The Associated Press


The sudden success, and accompanying frenzy, that IndyCar Series rookie Danica Patrick has enjoyed the past month has just about everybody in racing thinking about the future of women in the sport.
Mark Martin is no exception. And the more the longtime NASCAR star thinks about it, the more he figures it's inevitable that the time is coming for a woman - or women - to make it big in Nextel Cup.

"I think it's gonna happen; I just don't know when and where," said Martin, who plans to retire from the Cup series at the end of this season.

"Obviously, Danica has been able to breathe new life into IndyCar racing, and I think that's fantastic. And, although NASCAR is not gasping for air right now, when it happens, it's gonna breathe some more new life into NASCAR, too."

Women have raced in NASCAR sporadically since the early days of the stock car sanctioning organization, but none has made a real mark in the sport. Martin said history has nothing to do with the reality of the moment.

"There's nothing and never has been anything stopping it from happening," Martin explained. "We just haven't had our Danica Patrick lately. That just hasn't happened in NASCAR, that's all."

Some observers ascribe Patrick's success - leading laps and finishing fourth in the Indianapolis 500 last month were both firsts for a female - to the fact that she drives for Rahal Letterman Racing, a top team that gives her the best equipment available.

The handful of women who preceded Patrick in open-wheel racing and those who have driven stock cars have rarely had top-notch equipment.

RECORD EXCERPTS:
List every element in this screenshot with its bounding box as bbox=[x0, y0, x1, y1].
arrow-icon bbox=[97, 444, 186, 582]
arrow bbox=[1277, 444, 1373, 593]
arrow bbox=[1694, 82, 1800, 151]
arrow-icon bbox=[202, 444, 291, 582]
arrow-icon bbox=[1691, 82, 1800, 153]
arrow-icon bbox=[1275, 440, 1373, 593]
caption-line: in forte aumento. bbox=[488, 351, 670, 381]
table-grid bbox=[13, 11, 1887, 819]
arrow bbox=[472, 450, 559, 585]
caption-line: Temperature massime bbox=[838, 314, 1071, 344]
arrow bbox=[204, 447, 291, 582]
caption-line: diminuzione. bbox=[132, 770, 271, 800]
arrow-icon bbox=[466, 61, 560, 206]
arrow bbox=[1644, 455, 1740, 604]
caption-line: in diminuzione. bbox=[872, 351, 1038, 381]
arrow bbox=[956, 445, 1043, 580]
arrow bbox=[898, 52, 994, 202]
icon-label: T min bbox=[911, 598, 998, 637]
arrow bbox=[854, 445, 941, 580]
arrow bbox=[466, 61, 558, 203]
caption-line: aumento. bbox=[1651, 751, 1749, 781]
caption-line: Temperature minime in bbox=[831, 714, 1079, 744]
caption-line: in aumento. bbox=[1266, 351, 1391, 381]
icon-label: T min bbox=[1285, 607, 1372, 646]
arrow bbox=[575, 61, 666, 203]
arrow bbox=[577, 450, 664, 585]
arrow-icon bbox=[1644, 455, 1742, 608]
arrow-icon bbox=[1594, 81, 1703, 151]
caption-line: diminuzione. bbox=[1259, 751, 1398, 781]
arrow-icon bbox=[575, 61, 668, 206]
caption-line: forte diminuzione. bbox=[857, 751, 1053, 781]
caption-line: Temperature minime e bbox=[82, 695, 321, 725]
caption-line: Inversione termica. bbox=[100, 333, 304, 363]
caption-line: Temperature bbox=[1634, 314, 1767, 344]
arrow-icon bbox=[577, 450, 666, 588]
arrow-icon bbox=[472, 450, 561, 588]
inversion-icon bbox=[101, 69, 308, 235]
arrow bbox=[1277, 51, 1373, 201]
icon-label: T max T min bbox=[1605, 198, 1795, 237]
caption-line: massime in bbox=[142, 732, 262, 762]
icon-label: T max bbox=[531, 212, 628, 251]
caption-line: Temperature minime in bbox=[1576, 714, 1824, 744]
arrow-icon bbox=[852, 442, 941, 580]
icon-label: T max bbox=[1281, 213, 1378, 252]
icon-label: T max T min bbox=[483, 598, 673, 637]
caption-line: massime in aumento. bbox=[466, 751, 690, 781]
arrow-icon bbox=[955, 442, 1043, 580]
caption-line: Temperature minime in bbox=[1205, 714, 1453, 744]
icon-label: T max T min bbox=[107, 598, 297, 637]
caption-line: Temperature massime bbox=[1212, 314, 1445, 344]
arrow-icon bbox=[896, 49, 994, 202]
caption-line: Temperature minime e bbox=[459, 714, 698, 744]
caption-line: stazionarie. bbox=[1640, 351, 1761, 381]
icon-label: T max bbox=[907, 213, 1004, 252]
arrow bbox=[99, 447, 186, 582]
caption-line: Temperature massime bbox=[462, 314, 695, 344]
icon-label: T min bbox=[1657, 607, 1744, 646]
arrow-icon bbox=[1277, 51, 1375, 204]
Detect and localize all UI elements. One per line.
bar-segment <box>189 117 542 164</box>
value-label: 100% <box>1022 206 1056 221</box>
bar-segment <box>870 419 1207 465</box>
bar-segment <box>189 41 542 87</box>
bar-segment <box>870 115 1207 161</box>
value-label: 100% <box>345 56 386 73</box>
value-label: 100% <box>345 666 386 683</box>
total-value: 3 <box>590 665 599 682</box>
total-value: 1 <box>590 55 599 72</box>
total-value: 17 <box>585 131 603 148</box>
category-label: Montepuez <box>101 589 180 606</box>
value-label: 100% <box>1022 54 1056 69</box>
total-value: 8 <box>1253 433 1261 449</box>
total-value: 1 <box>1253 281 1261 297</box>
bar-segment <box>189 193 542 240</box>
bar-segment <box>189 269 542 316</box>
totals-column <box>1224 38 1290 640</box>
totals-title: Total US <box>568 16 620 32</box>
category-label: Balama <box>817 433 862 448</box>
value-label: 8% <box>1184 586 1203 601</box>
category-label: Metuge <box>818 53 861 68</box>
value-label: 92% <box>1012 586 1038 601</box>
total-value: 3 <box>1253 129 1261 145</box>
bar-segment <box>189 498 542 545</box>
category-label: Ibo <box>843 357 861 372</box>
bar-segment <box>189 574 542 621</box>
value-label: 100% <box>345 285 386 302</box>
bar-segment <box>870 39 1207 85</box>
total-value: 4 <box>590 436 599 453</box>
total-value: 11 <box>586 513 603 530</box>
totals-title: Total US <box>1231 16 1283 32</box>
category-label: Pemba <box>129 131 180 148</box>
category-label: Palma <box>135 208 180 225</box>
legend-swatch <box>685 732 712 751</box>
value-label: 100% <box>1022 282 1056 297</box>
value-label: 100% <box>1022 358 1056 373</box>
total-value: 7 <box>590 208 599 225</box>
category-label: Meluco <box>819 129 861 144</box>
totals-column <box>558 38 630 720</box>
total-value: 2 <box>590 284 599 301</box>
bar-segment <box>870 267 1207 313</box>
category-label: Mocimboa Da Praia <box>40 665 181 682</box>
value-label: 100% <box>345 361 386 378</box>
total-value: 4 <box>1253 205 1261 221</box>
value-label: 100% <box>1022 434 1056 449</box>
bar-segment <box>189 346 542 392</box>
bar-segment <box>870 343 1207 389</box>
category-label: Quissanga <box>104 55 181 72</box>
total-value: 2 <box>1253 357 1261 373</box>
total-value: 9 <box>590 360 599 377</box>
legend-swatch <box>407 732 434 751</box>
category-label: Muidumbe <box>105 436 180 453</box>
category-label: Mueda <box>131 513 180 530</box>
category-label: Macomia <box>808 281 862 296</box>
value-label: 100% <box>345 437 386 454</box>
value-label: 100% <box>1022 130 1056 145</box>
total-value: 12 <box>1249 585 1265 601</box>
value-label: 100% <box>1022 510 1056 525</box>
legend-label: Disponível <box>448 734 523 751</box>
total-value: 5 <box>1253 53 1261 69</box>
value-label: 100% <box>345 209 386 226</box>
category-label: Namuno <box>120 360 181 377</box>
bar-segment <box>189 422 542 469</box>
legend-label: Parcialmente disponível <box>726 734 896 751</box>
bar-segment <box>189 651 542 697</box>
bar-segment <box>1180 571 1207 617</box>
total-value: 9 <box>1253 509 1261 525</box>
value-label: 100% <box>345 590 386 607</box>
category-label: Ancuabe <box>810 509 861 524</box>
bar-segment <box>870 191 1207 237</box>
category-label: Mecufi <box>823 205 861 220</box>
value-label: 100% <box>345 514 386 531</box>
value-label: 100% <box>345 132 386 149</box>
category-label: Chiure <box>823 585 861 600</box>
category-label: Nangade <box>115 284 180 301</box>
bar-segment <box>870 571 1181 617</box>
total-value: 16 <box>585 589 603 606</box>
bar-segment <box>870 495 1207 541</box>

WHAT YOU WILL DO:
A – In the article about Danica Patrick and women in racing, why do some observers credit Patrick's success to the team she drives for? Answer in one to three sentences.
B – Pick up the article about Danica Patrick and the future of women in NASCAR after its final sentence, and continue it.

TASK ANSWERS:
A – Some observers credit her success to Rahal Letterman Racing because it is a top team that gives her the best equipment available. The women who came before her in open-wheel racing and stock cars rarely had top-notch equipment.

B –
"They have to earn the equipment just like all the rest of us have," Martin said. "Danica has earned her equipment and earned her opportunity. It just didn't materialize out of air. She earned it one piece at a time, starting (in go-karts) at 10 years old, and that'll have to happen to the NASCAR driver as well."

Martin has been an interested observer as his 13-year-old son, Matt, has progressed from racing quarter midgets to trucks.

"I've seen some girls coming up through quarter midget racing and all that were outstanding and were as good on a national level as any of these guys," he said. "But, what happens is along the way there aren't nearly as many girls as there are boys, and along the way a certain percentage of the girls and certain percentage of the boys get distracted and don't wind up fulfilling their potential.

"So it doesn't happen. But that happens to the boys and (the) girls."

Still, there already are some signs that women are beginning to make inroads into the stock car sport.

Allison Duncan, part of Richard Childress Racing's driver development program, won her first stock car race last weekend on a short track in Stockton, Calif., while Erin Crocker, part of the Evernham Motorsports driver development program, recently won a pole in her ARCA stock car debut at Nashville.

Martin said it's only a matter of time and circumstance.

"Just look at Danica and her success," he said. "That could be done in NASCAR. That could be done in Formula One, for crying out loud.

"Can you imagine the stir? That would be so cool. There's no physical reason why it can't happen, and there's also no reason why it won't happen. It just takes the right person with the right tools with the right drive with no distractions being in the right place at the right time to get the opportunity and, bam, it could happen."